┌──

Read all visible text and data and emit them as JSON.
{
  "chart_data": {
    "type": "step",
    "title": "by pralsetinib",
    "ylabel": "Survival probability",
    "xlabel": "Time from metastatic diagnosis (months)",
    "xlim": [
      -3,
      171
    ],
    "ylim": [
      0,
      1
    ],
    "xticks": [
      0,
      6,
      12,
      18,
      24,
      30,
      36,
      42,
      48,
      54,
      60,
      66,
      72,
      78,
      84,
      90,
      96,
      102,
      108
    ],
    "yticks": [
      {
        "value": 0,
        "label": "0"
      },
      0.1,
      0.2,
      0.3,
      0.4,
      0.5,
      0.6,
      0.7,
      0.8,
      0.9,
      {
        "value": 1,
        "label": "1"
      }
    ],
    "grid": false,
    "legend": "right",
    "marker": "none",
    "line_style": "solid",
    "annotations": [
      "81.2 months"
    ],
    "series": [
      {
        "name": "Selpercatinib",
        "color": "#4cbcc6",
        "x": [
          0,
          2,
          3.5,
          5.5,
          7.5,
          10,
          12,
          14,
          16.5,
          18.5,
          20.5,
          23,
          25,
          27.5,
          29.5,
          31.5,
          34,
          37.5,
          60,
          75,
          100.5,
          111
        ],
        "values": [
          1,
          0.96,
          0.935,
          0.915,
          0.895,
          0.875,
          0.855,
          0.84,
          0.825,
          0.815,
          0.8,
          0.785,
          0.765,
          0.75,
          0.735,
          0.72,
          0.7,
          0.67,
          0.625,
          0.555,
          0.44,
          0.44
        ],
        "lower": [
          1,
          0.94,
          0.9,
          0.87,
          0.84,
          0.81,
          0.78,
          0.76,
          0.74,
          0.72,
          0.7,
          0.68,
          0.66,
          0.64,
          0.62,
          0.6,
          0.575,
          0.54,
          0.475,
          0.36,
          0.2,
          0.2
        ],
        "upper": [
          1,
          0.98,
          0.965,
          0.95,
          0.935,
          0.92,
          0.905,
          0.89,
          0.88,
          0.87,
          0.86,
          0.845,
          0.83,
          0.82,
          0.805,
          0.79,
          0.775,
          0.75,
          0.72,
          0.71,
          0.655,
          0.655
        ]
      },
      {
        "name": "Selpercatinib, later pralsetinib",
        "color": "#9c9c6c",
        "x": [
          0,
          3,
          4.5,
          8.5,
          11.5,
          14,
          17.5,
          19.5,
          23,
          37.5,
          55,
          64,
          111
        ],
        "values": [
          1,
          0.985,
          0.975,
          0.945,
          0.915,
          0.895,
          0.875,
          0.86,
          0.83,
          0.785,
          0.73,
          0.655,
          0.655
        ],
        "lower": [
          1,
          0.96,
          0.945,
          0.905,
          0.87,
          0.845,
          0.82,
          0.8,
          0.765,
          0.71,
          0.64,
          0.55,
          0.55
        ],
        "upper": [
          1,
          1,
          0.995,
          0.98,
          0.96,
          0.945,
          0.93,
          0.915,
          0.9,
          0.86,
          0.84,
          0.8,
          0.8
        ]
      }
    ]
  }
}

└──

DIRECTION:
Set down the listing in full, keeping every word exactly as it is.

COMPLETED TASK:
Read all visible text and data and emit them as JSON.
{
  "chart_data": {
    "type": "step",
    "title": "by pralsetinib",
    "ylabel": "Survival probability",
    "xlabel": "Time from metastatic diagnosis (months)",
    "xlim": [
      -3,
      171
    ],
    "ylim": [
      0,
      1
    ],
    "xticks": [
      0,
      6,
      12,
      18,
      24,
      30,
      36,
      42,
      48,
      54,
      60,
      66,
      72,
      78,
      84,
      90,
      96,
      102,
      108
    ],
    "yticks": [
      {
        "value": 0,
        "label": "0"
      },
      0.1,
      0.2,
      0.3,
      0.4,
      0.5,
      0.6,
      0.7,
      0.8,
      0.9,
      {
        "value": 1,
        "label": "1"
      }
    ],
    "grid": false,
    "legend": "right",
    "marker": "none",
    "line_style": "solid",
    "annotations": [
      "81.2 months"
    ],
    "series": [
      {
        "name": "Selpercatinib",
        "color": "#4cbcc6",
        "x": [
          0,
          2,
          3.5,
          5.5,
          7.5,
          10,
          12,
          14,
          16.5,
          18.5,
          20.5,
          23,
          25,
          27.5,
          29.5,
          31.5,
          34,
          37.5,
          60,
          75,
          100.5,
          111
        ],
        "values": [
          1,
          0.96,
          0.935,
          0.915,
          0.895,
          0.875,
          0.855,
          0.84,
          0.825,
          0.815,
          0.8,
          0.785,
          0.765,
          0.75,
          0.735,
          0.72,
          0.7,
          0.67,
          0.625,
          0.555,
          0.44,
          0.44
        ],
        "lower": [
          1,
          0.94,
          0.9,
          0.87,
          0.84,
          0.81,
          0.78,
          0.76,
          0.74,
          0.72,
          0.7,
          0.68,
          0.66,
          0.64,
          0.62,
          0.6,
          0.575,
          0.54,
          0.475,
          0.36,
          0.2,
          0.2
        ],
        "upper": [
          1,
          0.98,
          0.965,
          0.95,
          0.935,
          0.92,
          0.905,
          0.89,
          0.88,
          0.87,
          0.86,
          0.845,
          0.83,
          0.82,
          0.805,
          0.79,
          0.775,
          0.75,
          0.72,
          0.71,
          0.655,
          0.655
        ]
      },
      {
        "name": "Selpercatinib, later pralsetinib",
        "color": "#9c9c6c",
        "x": [
          0,
          3,
          4.5,
          8.5,
          11.5,
          14,
          17.5,
          19.5,
          23,
          37.5,
          55,
          64,
          111
        ],
        "values": [
          1,
          0.985,
          0.975,
          0.945,
          0.915,
          0.895,
          0.875,
          0.86,
          0.83,
          0.785,
          0.73,
          0.655,
          0.655
        ],
        "lower": [
          1,
          0.96,
          0.945,
          0.905,
          0.87,
          0.845,
          0.82,
          0.8,
          0.765,
          0.71,
          0.64,
          0.55,
          0.55
        ],
        "upper": [
          1,
          1,
          0.995,
          0.98,
          0.96,
          0.945,
          0.93,
          0.915,
          0.9,
          0.86,
          0.84,
          0.8,
          0.8
        ]
      }
    ]
  }
}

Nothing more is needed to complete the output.